Data rows —

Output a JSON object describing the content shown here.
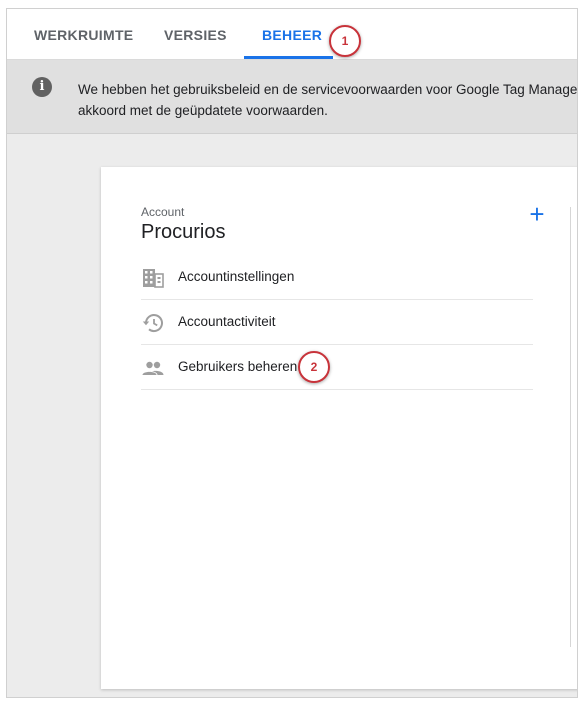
{
  "tabs": [
    {
      "label": "WERKRUIMTE",
      "active": false
    },
    {
      "label": "VERSIES",
      "active": false
    },
    {
      "label": "BEHEER",
      "active": true
    }
  ],
  "callouts": {
    "tab": "1",
    "users": "2"
  },
  "banner": {
    "icon": "info-icon",
    "line1": "We hebben het gebruiksbeleid en de servicevoorwaarden voor Google Tag Manager ge",
    "line2": "akkoord met de geüpdatete voorwaarden."
  },
  "account": {
    "section_label": "Account",
    "name": "Procurios",
    "add_icon": "plus-icon",
    "items": [
      {
        "label": "Accountinstellingen",
        "icon": "building-icon"
      },
      {
        "label": "Accountactiviteit",
        "icon": "history-icon"
      },
      {
        "label": "Gebruikers beheren",
        "icon": "people-icon"
      }
    ]
  },
  "colors": {
    "accent": "#1a73e8",
    "callout": "#c8333a",
    "banner_bg": "#e0e0e0",
    "page_bg": "#ececec"
  }
}
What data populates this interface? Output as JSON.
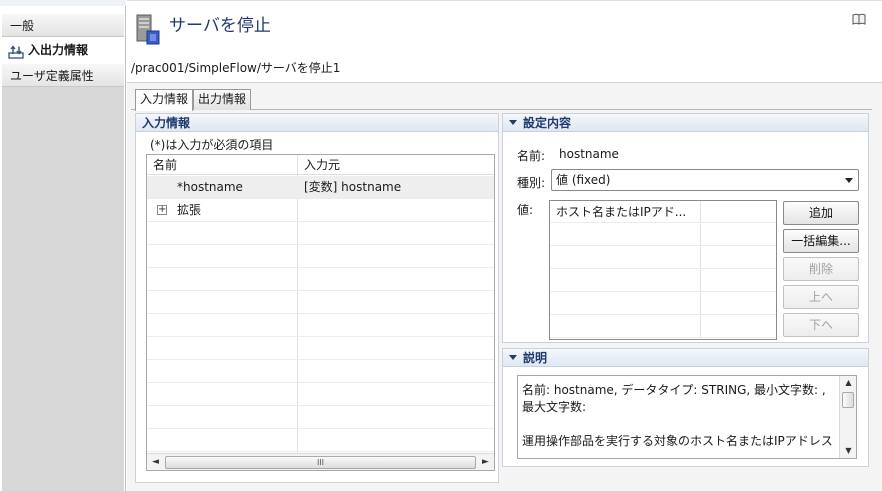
{
  "nav": {
    "items": [
      {
        "label": "一般",
        "icon": "none"
      },
      {
        "label": "入出力情報",
        "icon": "io-icon"
      },
      {
        "label": "ユーザ定義属性",
        "icon": "none"
      }
    ]
  },
  "header": {
    "title": "サーバを停止",
    "path": "/prac001/SimpleFlow/サーバを停止1",
    "icons": {
      "title": "server-icon",
      "help": "book-icon"
    }
  },
  "tabs": [
    "入力情報",
    "出力情報"
  ],
  "input_pane": {
    "title": "入力情報",
    "note": "(*)は入力が必須の項目",
    "columns": [
      "名前",
      "入力元"
    ],
    "rows": [
      {
        "name": "*hostname",
        "source": "[変数] hostname"
      },
      {
        "name": "拡張",
        "source": ""
      }
    ],
    "scroll_glyph": "III"
  },
  "settings_pane": {
    "title": "設定内容",
    "name_label": "名前:",
    "name_value": "hostname",
    "kind_label": "種別:",
    "kind_value": "値 (fixed)",
    "value_label": "値:",
    "value_column": "ホスト名またはIPアド...",
    "buttons": {
      "add": "追加",
      "bulk_edit": "一括編集...",
      "delete": "削除",
      "up": "上へ",
      "down": "下へ"
    }
  },
  "description_pane": {
    "title": "説明",
    "text": "名前: hostname, データタイプ: STRING, 最小文字数: , 最大文字数:\n\n運用操作部品を実行する対象のホスト名またはIPアドレス"
  },
  "colors": {
    "accent": "#1f3a6e",
    "pane_header": "#dfe7f1",
    "selected_row": "#eeeeee"
  }
}
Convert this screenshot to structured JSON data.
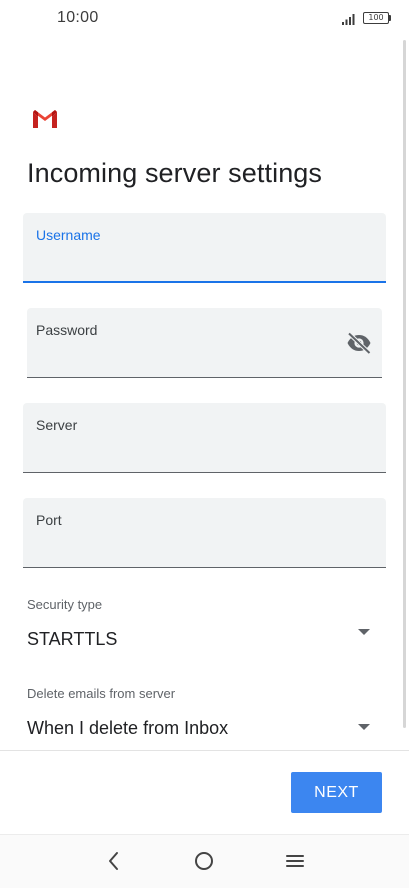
{
  "status_bar": {
    "time": "10:00",
    "battery": "100"
  },
  "page": {
    "title": "Incoming server settings"
  },
  "fields": {
    "username": {
      "label": "Username",
      "value": ""
    },
    "password": {
      "label": "Password",
      "value": ""
    },
    "server": {
      "label": "Server",
      "value": ""
    },
    "port": {
      "label": "Port",
      "value": ""
    }
  },
  "security": {
    "label": "Security type",
    "value": "STARTTLS"
  },
  "delete_emails": {
    "label": "Delete emails from server",
    "value": "When I delete from Inbox"
  },
  "actions": {
    "next_label": "NEXT"
  },
  "colors": {
    "accent": "#1a73e8",
    "button": "#3c86f0",
    "field_bg": "#f1f3f4"
  },
  "icons": [
    "gmail-logo",
    "eye-off-icon",
    "dropdown-arrow-icon",
    "back-icon",
    "home-icon",
    "menu-icon",
    "signal-icon",
    "battery-icon"
  ]
}
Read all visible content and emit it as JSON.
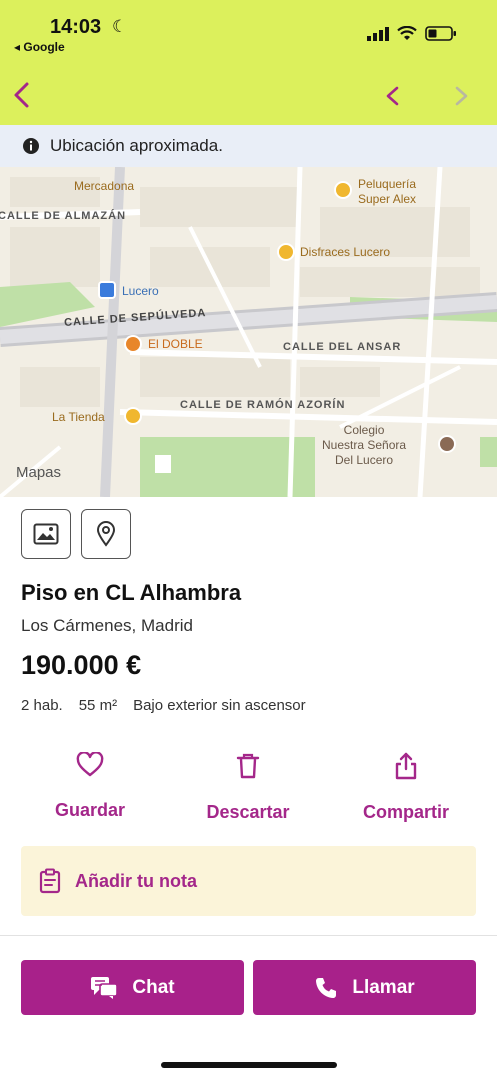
{
  "status_bar": {
    "time": "14:03",
    "back_app": "◂ Google",
    "icons": [
      "signal-icon",
      "wifi-icon",
      "battery-icon",
      "moon-icon"
    ]
  },
  "nav": {
    "icons": [
      "back-arrow-icon",
      "previous-listing-icon",
      "next-listing-icon"
    ]
  },
  "banner": {
    "text": "Ubicación aproximada.",
    "icon": "info-icon"
  },
  "map": {
    "streets": [
      "CALLE DE ALMAZÁN",
      "CALLE DE SEPÚLVEDA",
      "CALLE DEL ANSAR",
      "CALLE DE RAMÓN AZORÍN"
    ],
    "pois": [
      "Mercadona",
      "Peluquería Super Alex",
      "Disfraces Lucero",
      "Lucero",
      "El DOBLE",
      "La Tienda",
      "Colegio Nuestra Señora Del Lucero"
    ],
    "attribution": "Mapas"
  },
  "listing": {
    "title": "Piso en CL Alhambra",
    "location": "Los Cármenes, Madrid",
    "price": "190.000 €",
    "features": [
      "2 hab.",
      "55 m²",
      "Bajo exterior sin ascensor"
    ]
  },
  "actions": {
    "save": "Guardar",
    "discard": "Descartar",
    "share": "Compartir"
  },
  "note": {
    "label": "Añadir tu nota"
  },
  "cta": {
    "chat": "Chat",
    "call": "Llamar"
  },
  "colors": {
    "header_bg": "#dcf05c",
    "accent": "#a8218a",
    "note_bg": "#fbf4d9",
    "banner_bg": "#e9eef7"
  }
}
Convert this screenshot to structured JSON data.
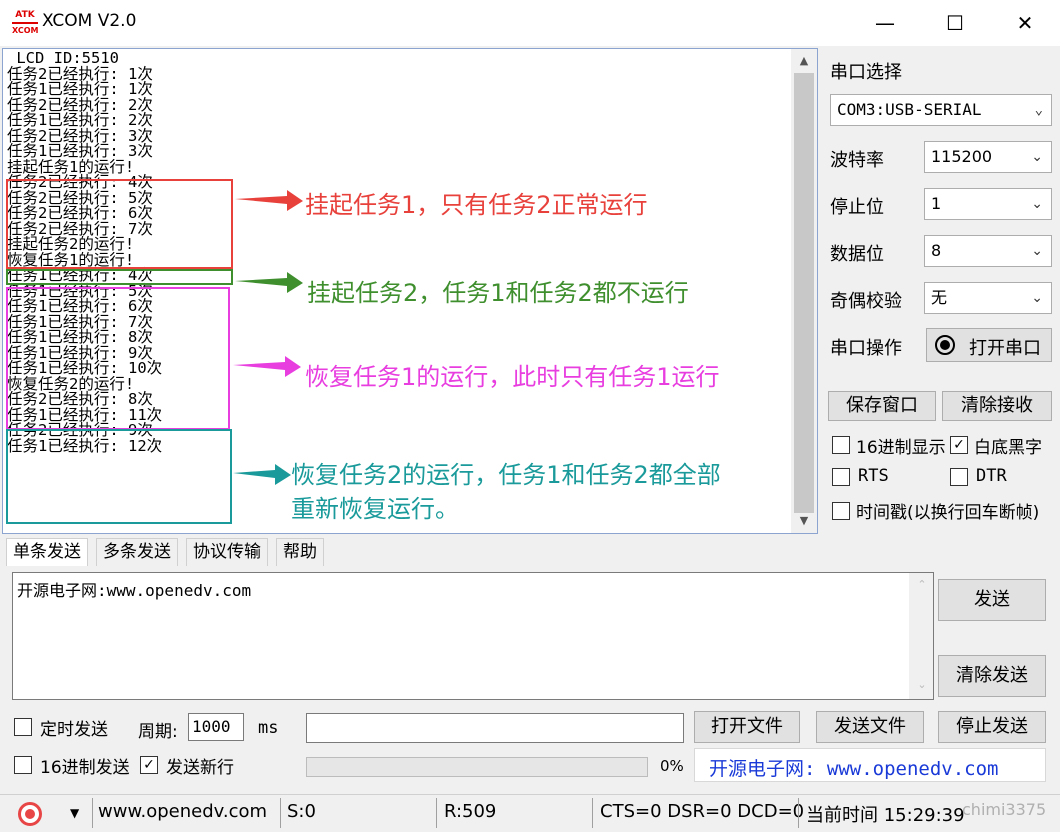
{
  "window": {
    "title": "XCOM V2.0",
    "logo_top": "ATK",
    "logo_bottom": "XCOM"
  },
  "receive": {
    "lines": [
      " LCD ID:5510",
      "任务2已经执行: 1次",
      "任务1已经执行: 1次",
      "任务2已经执行: 2次",
      "任务1已经执行: 2次",
      "任务2已经执行: 3次",
      "任务1已经执行: 3次",
      "挂起任务1的运行!",
      "任务2已经执行: 4次",
      "任务2已经执行: 5次",
      "任务2已经执行: 6次",
      "任务2已经执行: 7次",
      "挂起任务2的运行!",
      "恢复任务1的运行!",
      "任务1已经执行: 4次",
      "任务1已经执行: 5次",
      "任务1已经执行: 6次",
      "任务1已经执行: 7次",
      "任务1已经执行: 8次",
      "任务1已经执行: 9次",
      "任务1已经执行: 10次",
      "恢复任务2的运行!",
      "任务2已经执行: 8次",
      "任务1已经执行: 11次",
      "任务2已经执行: 9次",
      "任务1已经执行: 12次"
    ]
  },
  "annotations": {
    "a1": "挂起任务1，只有任务2正常运行",
    "a2": "挂起任务2，任务1和任务2都不运行",
    "a3": "恢复任务1的运行，此时只有任务1运行",
    "a4_line1": "恢复任务2的运行，任务1和任务2都全部",
    "a4_line2": "重新恢复运行。",
    "colors": {
      "red": "#e8413c",
      "green": "#3f8f2e",
      "magenta": "#e83ee0",
      "teal": "#1a9a9a"
    }
  },
  "serial": {
    "port_label": "串口选择",
    "port_value": "COM3:USB-SERIAL",
    "baud_label": "波特率",
    "baud_value": "115200",
    "stop_label": "停止位",
    "stop_value": "1",
    "data_label": "数据位",
    "data_value": "8",
    "parity_label": "奇偶校验",
    "parity_value": "无",
    "op_label": "串口操作",
    "open_button": "打开串口",
    "save_button": "保存窗口",
    "clear_recv_button": "清除接收",
    "hex_display": "16进制显示",
    "white_black": "白底黑字",
    "rts": "RTS",
    "dtr": "DTR",
    "timestamp": "时间戳(以换行回车断帧)"
  },
  "tabs": [
    "单条发送",
    "多条发送",
    "协议传输",
    "帮助"
  ],
  "send": {
    "text": "开源电子网:www.openedv.com",
    "send_button": "发送",
    "clear_send_button": "清除发送",
    "timed_send": "定时发送",
    "period_label": "周期:",
    "period_value": "1000",
    "period_unit": "ms",
    "open_file": "打开文件",
    "send_file": "发送文件",
    "stop_send": "停止发送",
    "hex_send": "16进制发送",
    "send_newline": "发送新行",
    "progress": "0%",
    "progress_value": 0,
    "banner": "开源电子网: www.openedv.com"
  },
  "status": {
    "site": "www.openedv.com",
    "s": "S:0",
    "r": "R:509",
    "lines": "CTS=0 DSR=0 DCD=0",
    "time": "当前时间 15:29:39",
    "watermark": "chimi3375"
  }
}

Job — Collect the complete line wherever the string "Google" appears in the records.

Complete output —
    "line1": "We hebben het gebruiksbeleid en de servicevoorwaarden voor Google Tag Manager ge",
    "back_app": "◂ Google",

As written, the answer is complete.